• THE TASK
Drop the pictures, then extract the listing word for word.

══════════════════════════════

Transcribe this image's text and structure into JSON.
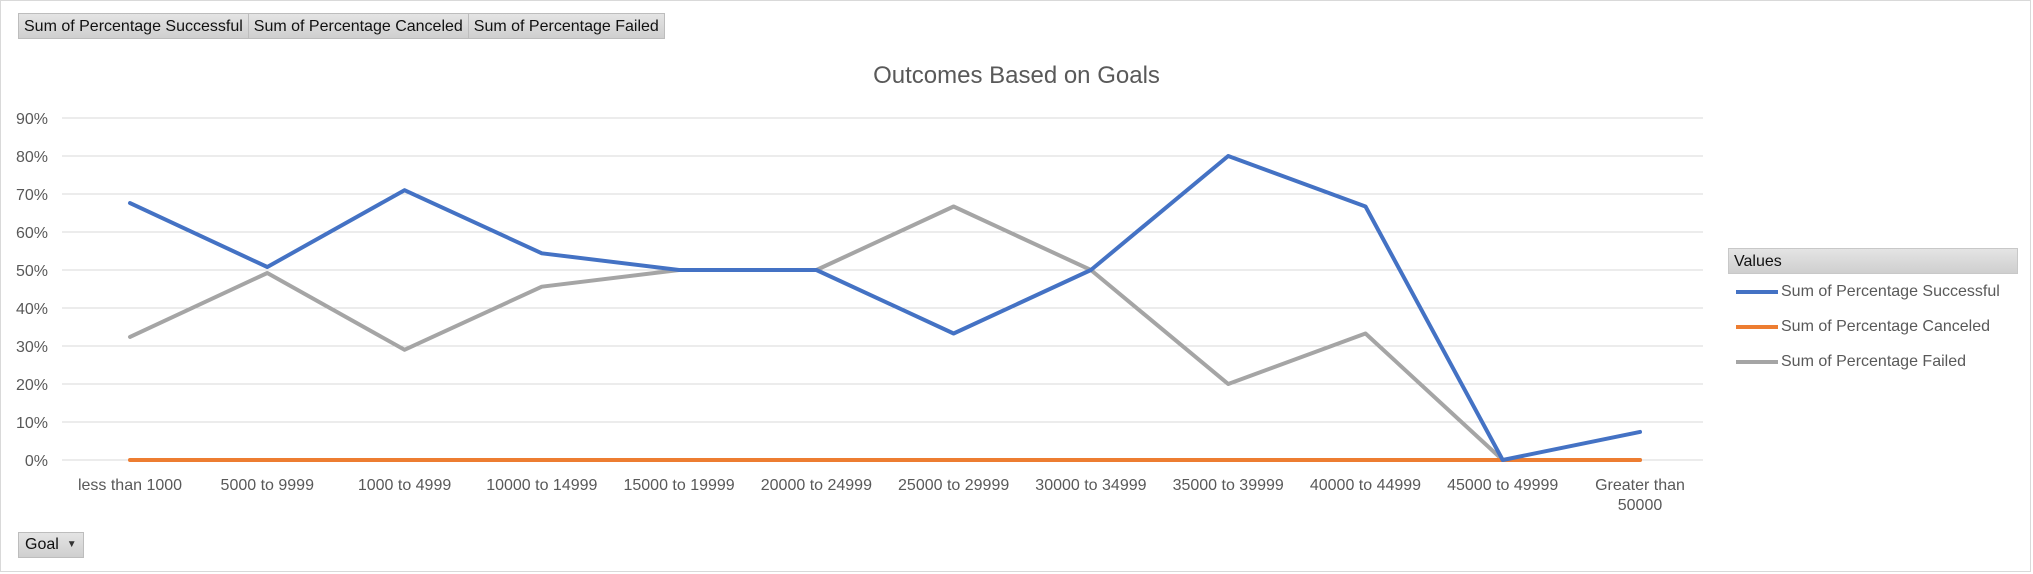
{
  "field_buttons": [
    "Sum of Percentage Successful",
    "Sum of Percentage Canceled",
    "Sum of Percentage Failed"
  ],
  "axis_button": {
    "label": "Goal",
    "icon": "dropdown-arrow-icon"
  },
  "legend": {
    "header": "Values"
  },
  "chart_data": {
    "type": "line",
    "title": "Outcomes Based on Goals",
    "categories": [
      "less than 1000",
      "5000 to 9999",
      "1000 to 4999",
      "10000 to 14999",
      "15000 to 19999",
      "20000 to 24999",
      "25000 to 29999",
      "30000 to 34999",
      "35000 to 39999",
      "40000 to 44999",
      "45000 to 49999",
      "Greater than 50000"
    ],
    "y_ticks": [
      "0%",
      "10%",
      "20%",
      "30%",
      "40%",
      "50%",
      "60%",
      "70%",
      "80%",
      "90%"
    ],
    "ylim": [
      0,
      0.9
    ],
    "grid": true,
    "legend_position": "right",
    "series": [
      {
        "name": "Sum of Percentage Successful",
        "color": "#4472C4",
        "values": [
          0.676,
          0.508,
          0.71,
          0.544,
          0.5,
          0.5,
          0.333,
          0.5,
          0.8,
          0.667,
          0.0,
          0.074
        ]
      },
      {
        "name": "Sum of Percentage Canceled",
        "color": "#ED7D31",
        "values": [
          0,
          0,
          0,
          0,
          0,
          0,
          0,
          0,
          0,
          0,
          0,
          0
        ]
      },
      {
        "name": "Sum of Percentage Failed",
        "color": "#A5A5A5",
        "values": [
          0.324,
          0.492,
          0.29,
          0.456,
          0.5,
          0.5,
          0.667,
          0.5,
          0.2,
          0.333,
          0.0,
          0.0
        ]
      }
    ]
  }
}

══════════════════════════════

• TASK RESULT
Transcribe this image's text and structure into JSON.
{
  "field_buttons": [
    "Sum of Percentage Successful",
    "Sum of Percentage Canceled",
    "Sum of Percentage Failed"
  ],
  "axis_button": {
    "label": "Goal",
    "icon": "dropdown-arrow-icon"
  },
  "legend": {
    "header": "Values"
  },
  "chart_data": {
    "type": "line",
    "title": "Outcomes Based on Goals",
    "categories": [
      "less than 1000",
      "5000 to 9999",
      "1000 to 4999",
      "10000 to 14999",
      "15000 to 19999",
      "20000 to 24999",
      "25000 to 29999",
      "30000 to 34999",
      "35000 to 39999",
      "40000 to 44999",
      "45000 to 49999",
      "Greater than 50000"
    ],
    "y_ticks": [
      "0%",
      "10%",
      "20%",
      "30%",
      "40%",
      "50%",
      "60%",
      "70%",
      "80%",
      "90%"
    ],
    "ylim": [
      0,
      0.9
    ],
    "grid": true,
    "legend_position": "right",
    "series": [
      {
        "name": "Sum of Percentage Successful",
        "color": "#4472C4",
        "values": [
          0.676,
          0.508,
          0.71,
          0.544,
          0.5,
          0.5,
          0.333,
          0.5,
          0.8,
          0.667,
          0.0,
          0.074
        ]
      },
      {
        "name": "Sum of Percentage Canceled",
        "color": "#ED7D31",
        "values": [
          0,
          0,
          0,
          0,
          0,
          0,
          0,
          0,
          0,
          0,
          0,
          0
        ]
      },
      {
        "name": "Sum of Percentage Failed",
        "color": "#A5A5A5",
        "values": [
          0.324,
          0.492,
          0.29,
          0.456,
          0.5,
          0.5,
          0.667,
          0.5,
          0.2,
          0.333,
          0.0,
          0.0
        ]
      }
    ]
  }
}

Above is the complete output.